Task directions: Repeat, without any change, the entries presented below.

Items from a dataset
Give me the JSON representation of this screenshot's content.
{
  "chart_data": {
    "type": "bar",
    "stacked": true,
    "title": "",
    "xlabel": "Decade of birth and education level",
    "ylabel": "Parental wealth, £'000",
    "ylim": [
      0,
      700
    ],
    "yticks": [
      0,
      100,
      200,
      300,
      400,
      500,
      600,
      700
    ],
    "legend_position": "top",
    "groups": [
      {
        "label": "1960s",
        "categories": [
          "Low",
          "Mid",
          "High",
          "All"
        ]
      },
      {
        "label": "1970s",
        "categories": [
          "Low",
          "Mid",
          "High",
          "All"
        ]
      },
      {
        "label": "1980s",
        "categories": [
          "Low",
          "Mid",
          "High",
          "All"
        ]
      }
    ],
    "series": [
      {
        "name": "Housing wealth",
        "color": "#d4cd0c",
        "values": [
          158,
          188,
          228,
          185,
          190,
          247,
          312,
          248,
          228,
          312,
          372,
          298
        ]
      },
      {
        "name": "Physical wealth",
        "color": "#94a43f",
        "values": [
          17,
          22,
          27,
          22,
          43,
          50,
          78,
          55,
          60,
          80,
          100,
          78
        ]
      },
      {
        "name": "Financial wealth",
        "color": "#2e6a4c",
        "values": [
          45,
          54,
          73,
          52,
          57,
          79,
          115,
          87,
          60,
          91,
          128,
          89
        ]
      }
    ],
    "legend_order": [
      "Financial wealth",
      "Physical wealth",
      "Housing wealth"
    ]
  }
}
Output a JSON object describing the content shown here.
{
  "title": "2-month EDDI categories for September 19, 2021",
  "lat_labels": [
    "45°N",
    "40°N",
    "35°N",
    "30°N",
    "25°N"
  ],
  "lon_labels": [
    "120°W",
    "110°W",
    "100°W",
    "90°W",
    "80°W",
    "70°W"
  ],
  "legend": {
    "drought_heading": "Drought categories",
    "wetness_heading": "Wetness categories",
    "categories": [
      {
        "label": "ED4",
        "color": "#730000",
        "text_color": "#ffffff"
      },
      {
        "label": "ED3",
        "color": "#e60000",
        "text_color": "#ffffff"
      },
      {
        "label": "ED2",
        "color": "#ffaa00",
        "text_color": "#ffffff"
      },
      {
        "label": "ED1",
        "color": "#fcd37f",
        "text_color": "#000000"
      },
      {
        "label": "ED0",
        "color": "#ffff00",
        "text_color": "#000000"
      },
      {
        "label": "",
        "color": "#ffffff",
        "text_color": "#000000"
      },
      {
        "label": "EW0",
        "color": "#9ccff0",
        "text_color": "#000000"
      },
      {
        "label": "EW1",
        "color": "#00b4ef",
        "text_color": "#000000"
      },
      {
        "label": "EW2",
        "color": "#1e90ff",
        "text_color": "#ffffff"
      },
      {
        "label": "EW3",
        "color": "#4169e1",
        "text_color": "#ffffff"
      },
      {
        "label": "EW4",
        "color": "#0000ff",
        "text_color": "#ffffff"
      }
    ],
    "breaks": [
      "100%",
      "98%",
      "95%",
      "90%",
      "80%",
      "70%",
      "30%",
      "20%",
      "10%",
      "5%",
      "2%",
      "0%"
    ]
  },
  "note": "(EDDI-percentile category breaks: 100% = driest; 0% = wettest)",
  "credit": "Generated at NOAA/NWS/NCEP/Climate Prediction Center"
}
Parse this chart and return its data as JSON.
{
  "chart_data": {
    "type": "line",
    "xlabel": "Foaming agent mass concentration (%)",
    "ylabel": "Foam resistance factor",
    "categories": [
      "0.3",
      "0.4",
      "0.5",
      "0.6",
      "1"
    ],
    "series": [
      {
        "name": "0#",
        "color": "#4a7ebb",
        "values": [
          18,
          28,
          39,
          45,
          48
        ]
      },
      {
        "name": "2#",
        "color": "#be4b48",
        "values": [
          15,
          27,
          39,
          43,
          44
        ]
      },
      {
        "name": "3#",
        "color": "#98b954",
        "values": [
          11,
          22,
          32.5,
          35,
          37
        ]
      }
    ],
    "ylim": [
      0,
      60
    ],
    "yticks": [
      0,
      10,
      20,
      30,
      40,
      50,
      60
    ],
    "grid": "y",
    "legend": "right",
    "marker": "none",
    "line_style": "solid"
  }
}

Problem solution:
Give me the JSON representation of this screenshot's content.
{
  "chart_data": {
    "type": "bar",
    "stacked": true,
    "title": "",
    "xlabel": "Decade of birth and education level",
    "ylabel": "Parental wealth, £'000",
    "ylim": [
      0,
      700
    ],
    "yticks": [
      0,
      100,
      200,
      300,
      400,
      500,
      600,
      700
    ],
    "legend_position": "top",
    "groups": [
      {
        "label": "1960s",
        "categories": [
          "Low",
          "Mid",
          "High",
          "All"
        ]
      },
      {
        "label": "1970s",
        "categories": [
          "Low",
          "Mid",
          "High",
          "All"
        ]
      },
      {
        "label": "1980s",
        "categories": [
          "Low",
          "Mid",
          "High",
          "All"
        ]
      }
    ],
    "series": [
      {
        "name": "Housing wealth",
        "color": "#d4cd0c",
        "values": [
          158,
          188,
          228,
          185,
          190,
          247,
          312,
          248,
          228,
          312,
          372,
          298
        ]
      },
      {
        "name": "Physical wealth",
        "color": "#94a43f",
        "values": [
          17,
          22,
          27,
          22,
          43,
          50,
          78,
          55,
          60,
          80,
          100,
          78
        ]
      },
      {
        "name": "Financial wealth",
        "color": "#2e6a4c",
        "values": [
          45,
          54,
          73,
          52,
          57,
          79,
          115,
          87,
          60,
          91,
          128,
          89
        ]
      }
    ],
    "legend_order": [
      "Financial wealth",
      "Physical wealth",
      "Housing wealth"
    ]
  }
}
Output a JSON object describing the content shown here.
{
  "title": "2-month EDDI categories for September 19, 2021",
  "lat_labels": [
    "45°N",
    "40°N",
    "35°N",
    "30°N",
    "25°N"
  ],
  "lon_labels": [
    "120°W",
    "110°W",
    "100°W",
    "90°W",
    "80°W",
    "70°W"
  ],
  "legend": {
    "drought_heading": "Drought categories",
    "wetness_heading": "Wetness categories",
    "categories": [
      {
        "label": "ED4",
        "color": "#730000",
        "text_color": "#ffffff"
      },
      {
        "label": "ED3",
        "color": "#e60000",
        "text_color": "#ffffff"
      },
      {
        "label": "ED2",
        "color": "#ffaa00",
        "text_color": "#ffffff"
      },
      {
        "label": "ED1",
        "color": "#fcd37f",
        "text_color": "#000000"
      },
      {
        "label": "ED0",
        "color": "#ffff00",
        "text_color": "#000000"
      },
      {
        "label": "",
        "color": "#ffffff",
        "text_color": "#000000"
      },
      {
        "label": "EW0",
        "color": "#9ccff0",
        "text_color": "#000000"
      },
      {
        "label": "EW1",
        "color": "#00b4ef",
        "text_color": "#000000"
      },
      {
        "label": "EW2",
        "color": "#1e90ff",
        "text_color": "#ffffff"
      },
      {
        "label": "EW3",
        "color": "#4169e1",
        "text_color": "#ffffff"
      },
      {
        "label": "EW4",
        "color": "#0000ff",
        "text_color": "#ffffff"
      }
    ],
    "breaks": [
      "100%",
      "98%",
      "95%",
      "90%",
      "80%",
      "70%",
      "30%",
      "20%",
      "10%",
      "5%",
      "2%",
      "0%"
    ]
  },
  "note": "(EDDI-percentile category breaks: 100% = driest; 0% = wettest)",
  "credit": "Generated at NOAA/NWS/NCEP/Climate Prediction Center"
}
Parse this chart and return its data as JSON.
{
  "chart_data": {
    "type": "line",
    "xlabel": "Foaming agent mass concentration (%)",
    "ylabel": "Foam resistance factor",
    "categories": [
      "0.3",
      "0.4",
      "0.5",
      "0.6",
      "1"
    ],
    "series": [
      {
        "name": "0#",
        "color": "#4a7ebb",
        "values": [
          18,
          28,
          39,
          45,
          48
        ]
      },
      {
        "name": "2#",
        "color": "#be4b48",
        "values": [
          15,
          27,
          39,
          43,
          44
        ]
      },
      {
        "name": "3#",
        "color": "#98b954",
        "values": [
          11,
          22,
          32.5,
          35,
          37
        ]
      }
    ],
    "ylim": [
      0,
      60
    ],
    "yticks": [
      0,
      10,
      20,
      30,
      40,
      50,
      60
    ],
    "grid": "y",
    "legend": "right",
    "marker": "none",
    "line_style": "solid"
  }
}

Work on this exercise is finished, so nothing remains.